WORK TO DO
Reproduce each line that includes the word "MEAN".

● ● ●

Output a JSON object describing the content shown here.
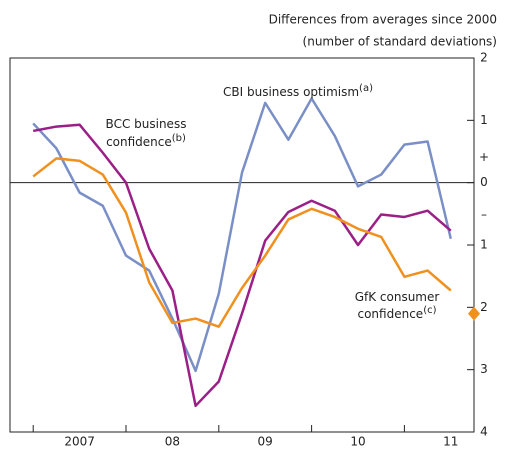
{
  "chart_data": {
    "type": "line",
    "header": [
      "Differences from averages since 2000",
      "(number of standard deviations)"
    ],
    "x": [
      2007,
      2007.25,
      2007.5,
      2007.75,
      2008,
      2008.25,
      2008.5,
      2008.75,
      2009,
      2009.25,
      2009.5,
      2009.75,
      2010,
      2010.25,
      2010.5,
      2010.75,
      2011,
      2011.25,
      2011.5
    ],
    "series": [
      {
        "name": "CBI business optimism",
        "note": "(a)",
        "color": "#7b8fc7",
        "values": [
          0.95,
          0.55,
          -0.16,
          -0.37,
          -1.17,
          -1.41,
          -2.18,
          -3.02,
          -1.78,
          0.16,
          1.28,
          0.69,
          1.35,
          0.75,
          -0.06,
          0.13,
          0.61,
          0.66,
          -0.9
        ]
      },
      {
        "name": "BCC business confidence",
        "note": "(b)",
        "color": "#9b1f86",
        "values": [
          0.83,
          0.9,
          0.93,
          0.48,
          0,
          -1.06,
          -1.73,
          -3.58,
          -3.19,
          -2.1,
          -0.93,
          -0.47,
          -0.29,
          -0.45,
          -1.0,
          -0.51,
          -0.55,
          -0.45,
          -0.77
        ]
      },
      {
        "name": "GfK consumer confidence",
        "note": "(c)",
        "color": "#f0901e",
        "values": [
          0.1,
          0.39,
          0.35,
          0.13,
          -0.48,
          -1.6,
          -2.25,
          -2.18,
          -2.31,
          -1.69,
          -1.17,
          -0.59,
          -0.42,
          -0.55,
          -0.74,
          -0.87,
          -1.51,
          -1.41,
          -1.73
        ]
      }
    ],
    "diamond": {
      "x": 2011.75,
      "value": -2.1,
      "color": "#f0901e"
    },
    "xlim": [
      2006.75,
      2011.75
    ],
    "xticks": [
      {
        "value": 2007,
        "label": "2007"
      },
      {
        "value": 2008,
        "label": "08"
      },
      {
        "value": 2009,
        "label": "09"
      },
      {
        "value": 2010,
        "label": "10"
      },
      {
        "value": 2011,
        "label": "11"
      }
    ],
    "ylim": [
      -4,
      2
    ],
    "yticks": [
      2,
      1,
      0,
      {
        "value": -1,
        "label": "1"
      },
      {
        "value": -2,
        "label": "2"
      },
      {
        "value": -3,
        "label": "3"
      },
      {
        "value": -4,
        "label": "4"
      }
    ],
    "sign_labels": [
      "+",
      "–"
    ]
  }
}
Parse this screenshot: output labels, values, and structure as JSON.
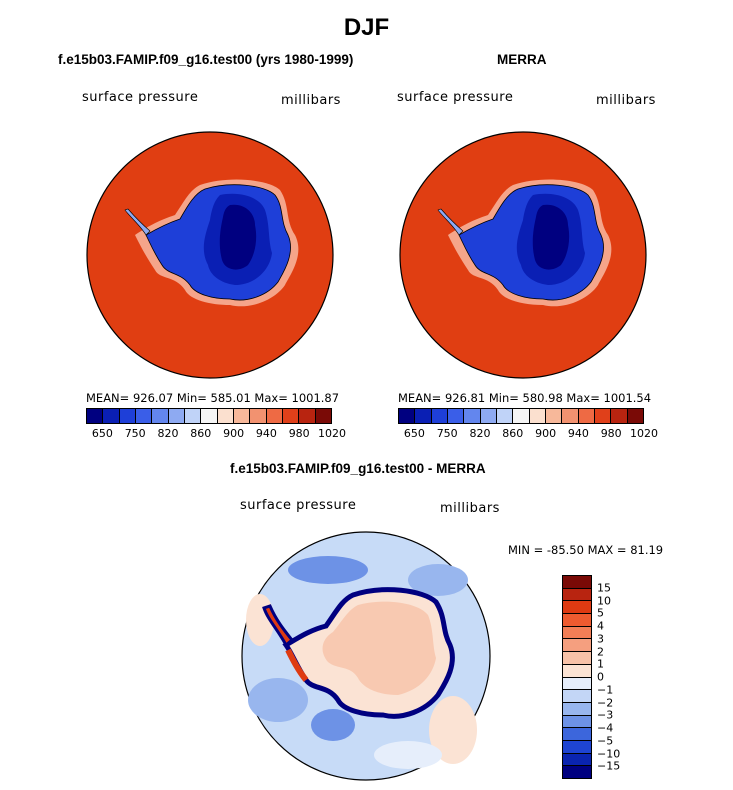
{
  "figure": {
    "title": "DJF"
  },
  "panels": [
    {
      "title": "f.e15b03.FAMIP.f09_g16.test00 (yrs 1980-1999)",
      "field_label": "surface pressure",
      "units_label": "millibars",
      "stats": "MEAN= 926.07   Min= 585.01   Max= 1001.87"
    },
    {
      "title": "MERRA",
      "field_label": "surface pressure",
      "units_label": "millibars",
      "stats": "MEAN= 926.81   Min= 580.98   Max= 1001.54"
    },
    {
      "title": "f.e15b03.FAMIP.f09_g16.test00 - MERRA",
      "field_label": "surface pressure",
      "units_label": "millibars",
      "stats": "MIN = -85.50 MAX =  81.19"
    }
  ],
  "colorbar_abs": {
    "colors": [
      "#000080",
      "#0a1fb4",
      "#1e3fd8",
      "#3a5ee8",
      "#6386ee",
      "#8eaaf2",
      "#c0d3f8",
      "#f5f5f5",
      "#fbe0cf",
      "#f7b89a",
      "#f29270",
      "#ee6a44",
      "#e0401a",
      "#b82410",
      "#7a0a06"
    ],
    "tick_labels": [
      "650",
      "750",
      "820",
      "860",
      "900",
      "940",
      "980",
      "1020"
    ]
  },
  "colorbar_diff": {
    "colors": [
      "#7a0a06",
      "#b82410",
      "#de3a12",
      "#ee5b30",
      "#f27e56",
      "#f59f7f",
      "#f8c2a8",
      "#fbe3d4",
      "#e6eefb",
      "#c3d6f6",
      "#98b6ee",
      "#6d92e6",
      "#3c66dc",
      "#1e44d2",
      "#0a24b0",
      "#000080"
    ],
    "tick_labels": [
      "15",
      "10",
      "5",
      "4",
      "3",
      "2",
      "1",
      "0",
      "−1",
      "−2",
      "−3",
      "−4",
      "−5",
      "−10",
      "−15"
    ]
  }
}
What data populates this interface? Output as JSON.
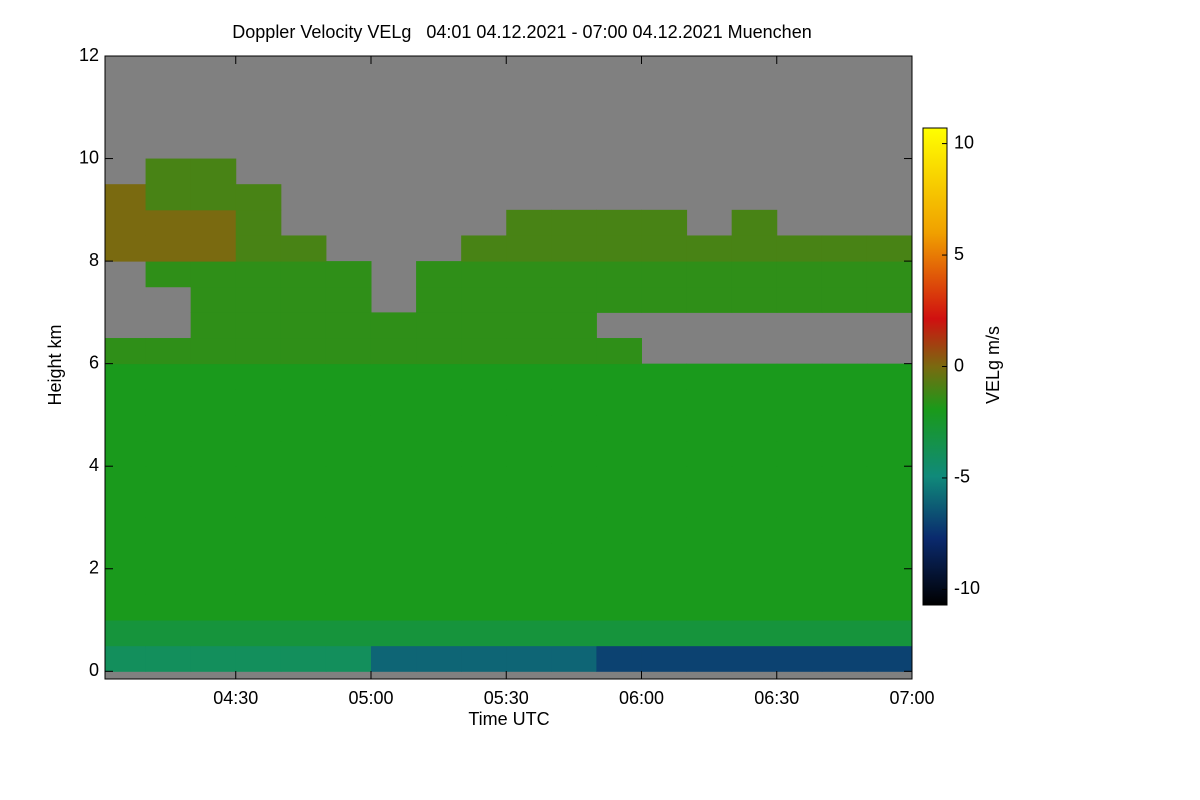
{
  "chart_data": {
    "type": "heatmap",
    "title": "Doppler Velocity VELg   04:01 04.12.2021 - 07:00 04.12.2021 Muenchen",
    "x_label": "Time UTC",
    "y_label": "Height km",
    "colorbar_label": "VELg m/s",
    "xlim": [
      "04:01",
      "07:00"
    ],
    "xticks": [
      "04:30",
      "05:00",
      "05:30",
      "06:00",
      "06:30",
      "07:00"
    ],
    "ylim": [
      -0.15,
      12
    ],
    "yticks": [
      0,
      2,
      4,
      6,
      8,
      10,
      12
    ],
    "zlim": [
      -10.7,
      10.7
    ],
    "zticks": [
      -10,
      -5,
      0,
      5,
      10
    ],
    "xbins": [
      "04:01",
      "04:10",
      "04:20",
      "04:30",
      "04:40",
      "04:50",
      "05:00",
      "05:10",
      "05:20",
      "05:30",
      "05:40",
      "05:50",
      "06:00",
      "06:10",
      "06:20",
      "06:30",
      "06:40",
      "06:50",
      "07:00"
    ],
    "ybins": [
      0,
      0.5,
      1,
      1.5,
      2,
      2.5,
      3,
      3.5,
      4,
      4.5,
      5,
      5.5,
      6,
      6.5,
      7,
      7.5,
      8,
      8.5,
      9,
      9.5,
      10,
      10.5,
      11,
      11.5,
      12
    ],
    "z": [
      [
        -4,
        -4,
        -4,
        -4,
        -4,
        -4,
        -6,
        -6,
        -6,
        -6,
        -6,
        -7,
        -7,
        -7,
        -7,
        -7,
        -7,
        -7
      ],
      [
        -3,
        -3,
        -3,
        -3,
        -3,
        -3,
        -3,
        -3,
        -3,
        -3,
        -3,
        -3,
        -3,
        -3,
        -3,
        -3,
        -3,
        -3
      ],
      [
        -2,
        -2,
        -2,
        -2,
        -2,
        -2,
        -2,
        -2,
        -2,
        -2,
        -2,
        -2,
        -2,
        -2,
        -2,
        -2,
        -2,
        -2
      ],
      [
        -2,
        -2,
        -2,
        -2,
        -2,
        -2,
        -2,
        -2,
        -2,
        -2,
        -2,
        -2,
        -2,
        -2,
        -2,
        -2,
        -2,
        -2
      ],
      [
        -2,
        -2,
        -2,
        -2,
        -2,
        -2,
        -2,
        -2,
        -2,
        -2,
        -2,
        -2,
        -2,
        -2,
        -2,
        -2,
        -2,
        -2
      ],
      [
        -2,
        -2,
        -2,
        -2,
        -2,
        -2,
        -2,
        -2,
        -2,
        -2,
        -2,
        -2,
        -2,
        -2,
        -2,
        -2,
        -2,
        -2
      ],
      [
        -2,
        -2,
        -2,
        -2,
        -2,
        -2,
        -2,
        -2,
        -2,
        -2,
        -2,
        -2,
        -2,
        -2,
        -2,
        -2,
        -2,
        -2
      ],
      [
        -2,
        -2,
        -2,
        -2,
        -2,
        -2,
        -2,
        -2,
        -2,
        -2,
        -2,
        -2,
        -2,
        -2,
        -2,
        -2,
        -2,
        -2
      ],
      [
        -2,
        -2,
        -2,
        -2,
        -2,
        -2,
        -2,
        -2,
        -2,
        -2,
        -2,
        -2,
        -2,
        -2,
        -2,
        -2,
        -2,
        -2
      ],
      [
        -2,
        -2,
        -2,
        -2,
        -2,
        -2,
        -2,
        -2,
        -2,
        -2,
        -2,
        -2,
        -2,
        -2,
        -2,
        -2,
        -2,
        -2
      ],
      [
        -2,
        -2,
        -2,
        -2,
        -2,
        -2,
        -2,
        -2,
        -2,
        -2,
        -2,
        -2,
        -2,
        -2,
        -2,
        -2,
        -2,
        -2
      ],
      [
        -2,
        -2,
        -2,
        -2,
        -2,
        -2,
        -2,
        -2,
        -2,
        -2,
        -2,
        -2,
        -2,
        -2,
        -2,
        -2,
        -2,
        -2
      ],
      [
        -1.5,
        -1.5,
        -1.5,
        -1.5,
        -1.5,
        -1.5,
        -1.5,
        -1.5,
        -1.5,
        -1.5,
        -1.5,
        -1.5,
        null,
        null,
        null,
        null,
        null,
        null
      ],
      [
        null,
        null,
        -1.5,
        -1.5,
        -1.5,
        -1.5,
        -1.5,
        -1.5,
        -1.5,
        -1.5,
        -1.5,
        null,
        null,
        null,
        null,
        null,
        null,
        null
      ],
      [
        null,
        null,
        -1.5,
        -1.5,
        -1.5,
        -1.5,
        null,
        -1.5,
        -1.5,
        -1.5,
        -1.5,
        -1.5,
        -1.5,
        -1.5,
        -1.5,
        -1.5,
        -1.5,
        -1.5
      ],
      [
        null,
        -1.5,
        -1.5,
        -1.5,
        -1.5,
        -1.5,
        null,
        -1.5,
        -1.5,
        -1.5,
        -1.5,
        -1.5,
        -1.5,
        -1.5,
        -1.5,
        -1.5,
        -1.5,
        -1.5
      ],
      [
        0,
        0,
        0,
        -1,
        -1,
        null,
        null,
        null,
        -1,
        -1,
        -1,
        -1,
        -1,
        -1,
        -1,
        -1,
        -1,
        -1
      ],
      [
        0,
        0,
        0,
        -1,
        null,
        null,
        null,
        null,
        null,
        -1,
        -1,
        -1,
        -1,
        null,
        -1,
        null,
        null,
        null
      ],
      [
        0,
        -1,
        -1,
        -1,
        null,
        null,
        null,
        null,
        null,
        null,
        null,
        null,
        null,
        null,
        null,
        null,
        null,
        null
      ],
      [
        null,
        -1,
        -1,
        null,
        null,
        null,
        null,
        null,
        null,
        null,
        null,
        null,
        null,
        null,
        null,
        null,
        null,
        null
      ],
      [
        null,
        null,
        null,
        null,
        null,
        null,
        null,
        null,
        null,
        null,
        null,
        null,
        null,
        null,
        null,
        null,
        null,
        null
      ],
      [
        null,
        null,
        null,
        null,
        null,
        null,
        null,
        null,
        null,
        null,
        null,
        null,
        null,
        null,
        null,
        null,
        null,
        null
      ],
      [
        null,
        null,
        null,
        null,
        null,
        null,
        null,
        null,
        null,
        null,
        null,
        null,
        null,
        null,
        null,
        null,
        null,
        null
      ],
      [
        null,
        null,
        null,
        null,
        null,
        null,
        null,
        null,
        null,
        null,
        null,
        null,
        null,
        null,
        null,
        null,
        null,
        null
      ]
    ]
  }
}
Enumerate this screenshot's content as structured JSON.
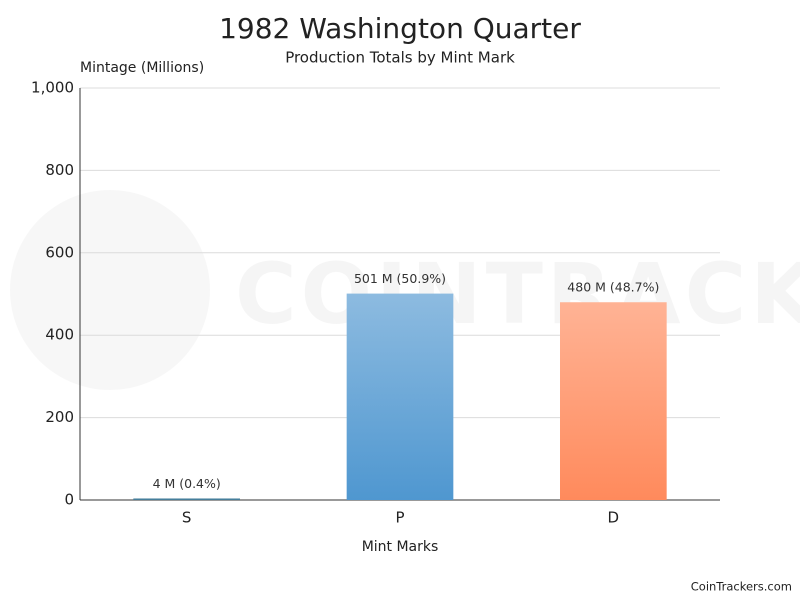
{
  "chart_data": {
    "type": "bar",
    "title": "1982 Washington Quarter",
    "subtitle": "Production Totals by Mint Mark",
    "y_label": "Mintage (Millions)",
    "x_label": "Mint Marks",
    "credit": "CoinTrackers.com",
    "watermark": "COINTRACKERS",
    "categories": [
      "S",
      "P",
      "D"
    ],
    "values": [
      4,
      501,
      480
    ],
    "value_labels": [
      "4 M (0.4%)",
      "501 M (50.9%)",
      "480 M (48.7%)"
    ],
    "colors": [
      "#2f6f8f",
      "#4f97d0",
      "#ff8a5c"
    ],
    "ylim": [
      0,
      1000
    ],
    "yticks": [
      0,
      200,
      400,
      600,
      800,
      {
        "value": 1000,
        "label": "1,000"
      }
    ],
    "grid": true
  }
}
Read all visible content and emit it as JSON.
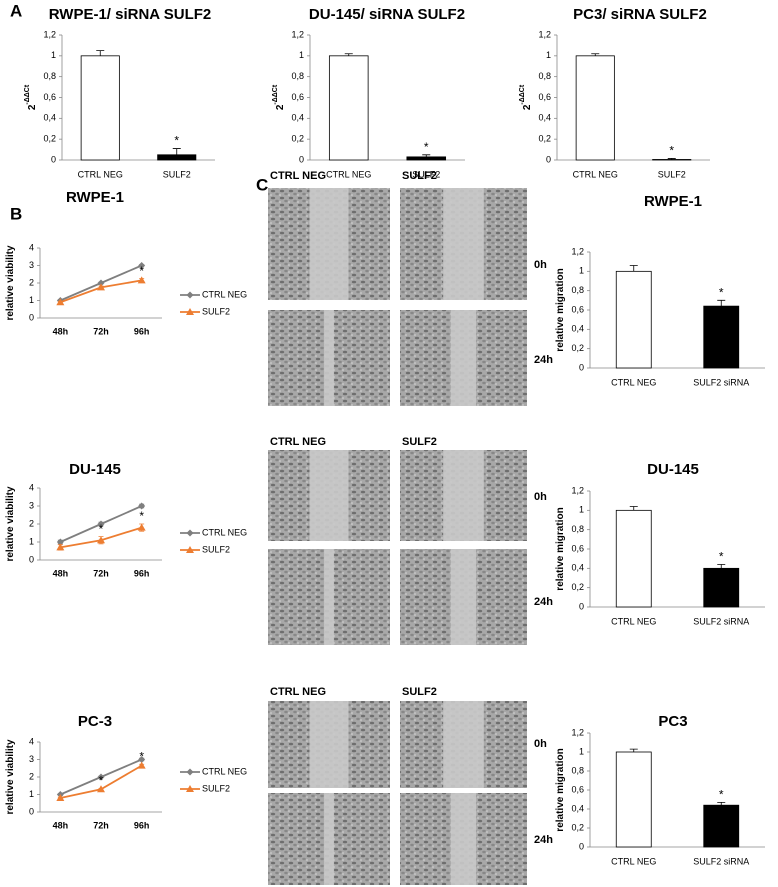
{
  "panel_labels": [
    "A",
    "B",
    "C"
  ],
  "micrographs": [
    {
      "columns": [
        "CTRL NEG",
        "SULF2"
      ],
      "rows": [
        "0h",
        "24h"
      ]
    },
    {
      "columns": [
        "CTRL NEG",
        "SULF2"
      ],
      "rows": [
        "0h",
        "24h"
      ]
    },
    {
      "columns": [
        "CTRL NEG",
        "SULF2"
      ],
      "rows": [
        "0h",
        "24h"
      ]
    }
  ],
  "chart_data": [
    {
      "type": "bar",
      "title": "RWPE-1/ siRNA SULF2",
      "ylabel": "2",
      "ylabel_sup": "-ΔΔCt",
      "categories": [
        "CTRL NEG",
        "SULF2"
      ],
      "values": [
        1,
        0.05
      ],
      "errors": [
        0.05,
        0.06
      ],
      "colors": [
        "#ffffff",
        "#000000"
      ],
      "annotations": [
        {
          "text": "*",
          "x": "SULF2"
        }
      ],
      "ylim": [
        0,
        1.2
      ],
      "yticks": [
        0,
        {
          "value": 0.2,
          "label": "0,2"
        },
        {
          "value": 0.4,
          "label": "0,4"
        },
        {
          "value": 0.6,
          "label": "0,6"
        },
        {
          "value": 0.8,
          "label": "0,8"
        },
        1,
        {
          "value": 1.2,
          "label": "1,2"
        }
      ]
    },
    {
      "type": "bar",
      "title": "DU-145/ siRNA SULF2",
      "ylabel": "2",
      "ylabel_sup": "-ΔΔCt",
      "categories": [
        "CTRL NEG",
        "SULF2"
      ],
      "values": [
        1,
        0.03
      ],
      "errors": [
        0.02,
        0.02
      ],
      "colors": [
        "#ffffff",
        "#000000"
      ],
      "annotations": [
        {
          "text": "*",
          "x": "SULF2"
        }
      ],
      "ylim": [
        0,
        1.2
      ],
      "yticks": [
        0,
        {
          "value": 0.2,
          "label": "0,2"
        },
        {
          "value": 0.4,
          "label": "0,4"
        },
        {
          "value": 0.6,
          "label": "0,6"
        },
        {
          "value": 0.8,
          "label": "0,8"
        },
        1,
        {
          "value": 1.2,
          "label": "1,2"
        }
      ]
    },
    {
      "type": "bar",
      "title": "PC3/ siRNA SULF2",
      "ylabel": "2",
      "ylabel_sup": "-ΔΔCt",
      "categories": [
        "CTRL NEG",
        "SULF2"
      ],
      "values": [
        1,
        0.005
      ],
      "errors": [
        0.02,
        0.01
      ],
      "colors": [
        "#ffffff",
        "#000000"
      ],
      "annotations": [
        {
          "text": "*",
          "x": "SULF2"
        }
      ],
      "ylim": [
        0,
        1.2
      ],
      "yticks": [
        0,
        {
          "value": 0.2,
          "label": "0,2"
        },
        {
          "value": 0.4,
          "label": "0,4"
        },
        {
          "value": 0.6,
          "label": "0,6"
        },
        {
          "value": 0.8,
          "label": "0,8"
        },
        1,
        {
          "value": 1.2,
          "label": "1,2"
        }
      ]
    },
    {
      "type": "line",
      "title": "RWPE-1",
      "ylabel": "relative viability",
      "categories": [
        "48h",
        "72h",
        "96h"
      ],
      "series": [
        {
          "name": "CTRL NEG",
          "color": "#7f7f7f",
          "marker": "diamond",
          "values": [
            1,
            2,
            3
          ],
          "errors": [
            0.05,
            0.05,
            0.05
          ]
        },
        {
          "name": "SULF2",
          "color": "#ed7d31",
          "marker": "triangle",
          "values": [
            0.9,
            1.75,
            2.15
          ],
          "errors": [
            0.05,
            0.08,
            0.1
          ]
        }
      ],
      "annotations": [
        {
          "text": "*",
          "x": "96h",
          "series": "SULF2"
        }
      ],
      "ylim": [
        0,
        4
      ],
      "yticks": [
        0,
        1,
        2,
        3,
        4
      ],
      "legend": "right"
    },
    {
      "type": "line",
      "title": "DU-145",
      "ylabel": "relative viability",
      "categories": [
        "48h",
        "72h",
        "96h"
      ],
      "series": [
        {
          "name": "CTRL NEG",
          "color": "#7f7f7f",
          "marker": "diamond",
          "values": [
            1,
            2,
            3
          ],
          "errors": [
            0.1,
            0.1,
            0.1
          ]
        },
        {
          "name": "SULF2",
          "color": "#ed7d31",
          "marker": "triangle",
          "values": [
            0.7,
            1.1,
            1.8
          ],
          "errors": [
            0.15,
            0.2,
            0.2
          ]
        }
      ],
      "annotations": [
        {
          "text": "*",
          "x": "72h",
          "series": "SULF2"
        },
        {
          "text": "*",
          "x": "96h",
          "series": "SULF2"
        }
      ],
      "ylim": [
        0,
        4
      ],
      "yticks": [
        0,
        1,
        2,
        3,
        4
      ],
      "legend": "right"
    },
    {
      "type": "line",
      "title": "PC-3",
      "ylabel": "relative viability",
      "categories": [
        "48h",
        "72h",
        "96h"
      ],
      "series": [
        {
          "name": "CTRL NEG",
          "color": "#7f7f7f",
          "marker": "diamond",
          "values": [
            1,
            2,
            3
          ],
          "errors": [
            0.05,
            0.05,
            0.08
          ]
        },
        {
          "name": "SULF2",
          "color": "#ed7d31",
          "marker": "triangle",
          "values": [
            0.8,
            1.3,
            2.65
          ],
          "errors": [
            0.05,
            0.05,
            0.08
          ]
        }
      ],
      "annotations": [
        {
          "text": "*",
          "x": "72h",
          "series": "SULF2"
        },
        {
          "text": "*",
          "x": "96h",
          "series": "SULF2"
        }
      ],
      "ylim": [
        0,
        4
      ],
      "yticks": [
        0,
        1,
        2,
        3,
        4
      ],
      "legend": "right"
    },
    {
      "type": "bar",
      "title": "RWPE-1",
      "ylabel": "relative migration",
      "categories": [
        "CTRL NEG",
        "SULF2 siRNA"
      ],
      "values": [
        1,
        0.64
      ],
      "errors": [
        0.06,
        0.06
      ],
      "colors": [
        "#ffffff",
        "#000000"
      ],
      "annotations": [
        {
          "text": "*",
          "x": "SULF2 siRNA"
        }
      ],
      "ylim": [
        0,
        1.2
      ],
      "yticks": [
        0,
        {
          "value": 0.2,
          "label": "0,2"
        },
        {
          "value": 0.4,
          "label": "0,4"
        },
        {
          "value": 0.6,
          "label": "0,6"
        },
        {
          "value": 0.8,
          "label": "0,8"
        },
        1,
        {
          "value": 1.2,
          "label": "1,2"
        }
      ]
    },
    {
      "type": "bar",
      "title": "DU-145",
      "ylabel": "relative migration",
      "categories": [
        "CTRL NEG",
        "SULF2 siRNA"
      ],
      "values": [
        1,
        0.4
      ],
      "errors": [
        0.04,
        0.04
      ],
      "colors": [
        "#ffffff",
        "#000000"
      ],
      "annotations": [
        {
          "text": "*",
          "x": "SULF2 siRNA"
        }
      ],
      "ylim": [
        0,
        1.2
      ],
      "yticks": [
        0,
        {
          "value": 0.2,
          "label": "0,2"
        },
        {
          "value": 0.4,
          "label": "0,4"
        },
        {
          "value": 0.6,
          "label": "0,6"
        },
        {
          "value": 0.8,
          "label": "0,8"
        },
        1,
        {
          "value": 1.2,
          "label": "1,2"
        }
      ]
    },
    {
      "type": "bar",
      "title": "PC3",
      "ylabel": "relative migration",
      "categories": [
        "CTRL NEG",
        "SULF2 siRNA"
      ],
      "values": [
        1,
        0.44
      ],
      "errors": [
        0.03,
        0.03
      ],
      "colors": [
        "#ffffff",
        "#000000"
      ],
      "annotations": [
        {
          "text": "*",
          "x": "SULF2 siRNA"
        }
      ],
      "ylim": [
        0,
        1.2
      ],
      "yticks": [
        0,
        {
          "value": 0.2,
          "label": "0,2"
        },
        {
          "value": 0.4,
          "label": "0,4"
        },
        {
          "value": 0.6,
          "label": "0,6"
        },
        {
          "value": 0.8,
          "label": "0,8"
        },
        1,
        {
          "value": 1.2,
          "label": "1,2"
        }
      ]
    }
  ]
}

● ● ●

SOLUTION BELOW
      "stats": "MEAN= 926.07   Min= 585.01   Max= 1001.87"
      "stats": "MEAN= 926.81   Min= 580.98   Max= 1001.54"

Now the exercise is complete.